• WHAT IS EXPECTED:
Everything in the data should be repeated exactly, save for the images.

--- BEGIN ---

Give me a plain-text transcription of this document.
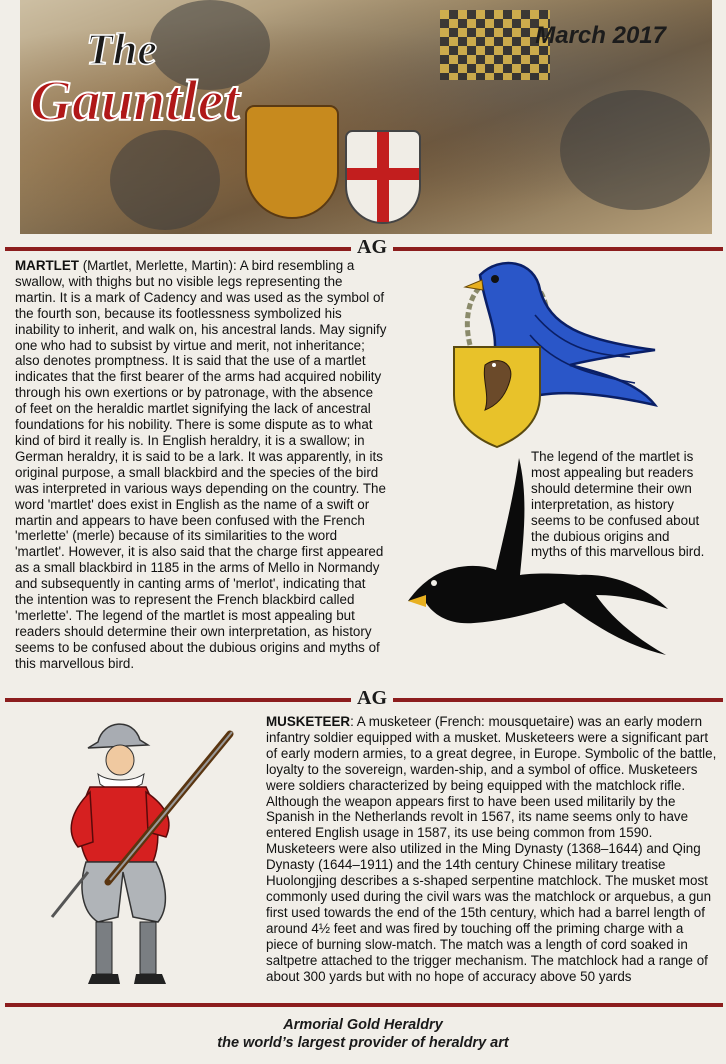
The
Gauntlet
March 2017
AG

MARTLET (Martlet, Merlette, Martin): A bird resembling a swallow, with thighs but no visible legs representing the martin. It is a mark of Cadency and was used as the symbol of the fourth son, because its footlessness symbolized his inability to inherit, and walk on, his ancestral lands. May signify one who had to subsist by virtue and merit, not inheritance; also denotes promptness. It is said that the use of a martlet indicates that the first bearer of the arms had acquired nobility through his own exertions or by patronage, with the absence of feet on the heraldic martlet signifying the lack of ancestral foundations for his nobility. There is some dispute as to what kind of bird it really is. In English heraldry, it is a swallow; in German heraldry, it is said to be a lark. It was apparently, in its original purpose, a small blackbird and the species of the bird was interpreted in various ways depending on the country. The word 'martlet' does exist in English as the name of a swift or martin and appears to have been confused with the French 'merlette' (merle) because of its similarities to the word 'martlet'. However, it is also said that the charge first appeared as a small blackbird in 1185 in the arms of Mello in Normandy and subsequently in canting arms of 'merlot', indicating that the intention was to represent the French blackbird called 'merlette'. The legend of the martlet is most appealing but readers should determine their own interpretation, as history seems to be confused about the dubious origins and myths of this marvellous bird.

The legend of the martlet is most appealing but readers should determine their own interpretation, as history seems to be confused about the dubious origins and myths of this marvellous bird.

AG

MUSKETEER: A musketeer (French: mousquetaire) was an early modern infantry soldier equipped with a musket. Musketeers were a significant part of early modern armies, to a great degree, in Europe. Symbolic of the battle, loyalty to the sovereign, warden-ship, and a symbol of office. Musketeers were soldiers characterized by being equipped with the matchlock rifle. Although the weapon appears first to have been used militarily by the Spanish in the Netherlands revolt in 1567, its name seems only to have entered English usage in 1587, its use being common from 1590. Musketeers were also utilized in the Ming Dynasty (1368–1644) and Qing Dynasty (1644–1911) and the 14th century Chinese military treatise Huolongjing describes a s-shaped serpentine matchlock. The musket most commonly used during the civil wars was the matchlock or arquebus, a gun first used towards the end of the 15th century, which had a barrel length of around 4½ feet and was fired by touching off the priming charge with a piece of burning slow-match. The match was a length of cord soaked in saltpetre attached to the trigger mechanism. The matchlock had a range of about 300 yards but with no hope of accuracy above 50 yards

Armorial Gold Heraldry
the world’s largest provider of heraldry art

--- END ---

• OUTPUT FOR THIS EXERCISE:
Give me a plain-text transcription of this document.
The
Gauntlet
March 2017
AG

MARTLET (Martlet, Merlette, Martin): A bird resembling a swallow, with thighs but no visible legs representing the martin. It is a mark of Cadency and was used as the symbol of the fourth son, because its footlessness symbolized his inability to inherit, and walk on, his ancestral lands. May signify one who had to subsist by virtue and merit, not inheritance; also denotes promptness. It is said that the use of a martlet indicates that the first bearer of the arms had acquired nobility through his own exertions or by patronage, with the absence of feet on the heraldic martlet signifying the lack of ancestral foundations for his nobility. There is some dispute as to what kind of bird it really is. In English heraldry, it is a swallow; in German heraldry, it is said to be a lark. It was apparently, in its original purpose, a small blackbird and the species of the bird was interpreted in various ways depending on the country. The word 'martlet' does exist in English as the name of a swift or martin and appears to have been confused with the French 'merlette' (merle) because of its similarities to the word 'martlet'. However, it is also said that the charge first appeared as a small blackbird in 1185 in the arms of Mello in Normandy and subsequently in canting arms of 'merlot', indicating that the intention was to represent the French blackbird called 'merlette'. The legend of the martlet is most appealing but readers should determine their own interpretation, as history seems to be confused about the dubious origins and myths of this marvellous bird.

The legend of the martlet is most appealing but readers should determine their own interpretation, as history seems to be confused about the dubious origins and myths of this marvellous bird.

AG

MUSKETEER: A musketeer (French: mousquetaire) was an early modern infantry soldier equipped with a musket. Musketeers were a significant part of early modern armies, to a great degree, in Europe. Symbolic of the battle, loyalty to the sovereign, warden-ship, and a symbol of office. Musketeers were soldiers characterized by being equipped with the matchlock rifle. Although the weapon appears first to have been used militarily by the Spanish in the Netherlands revolt in 1567, its name seems only to have entered English usage in 1587, its use being common from 1590. Musketeers were also utilized in the Ming Dynasty (1368–1644) and Qing Dynasty (1644–1911) and the 14th century Chinese military treatise Huolongjing describes a s-shaped serpentine matchlock. The musket most commonly used during the civil wars was the matchlock or arquebus, a gun first used towards the end of the 15th century, which had a barrel length of around 4½ feet and was fired by touching off the priming charge with a piece of burning slow-match. The match was a length of cord soaked in saltpetre attached to the trigger mechanism. The matchlock had a range of about 300 yards but with no hope of accuracy above 50 yards

Armorial Gold Heraldry
the world’s largest provider of heraldry art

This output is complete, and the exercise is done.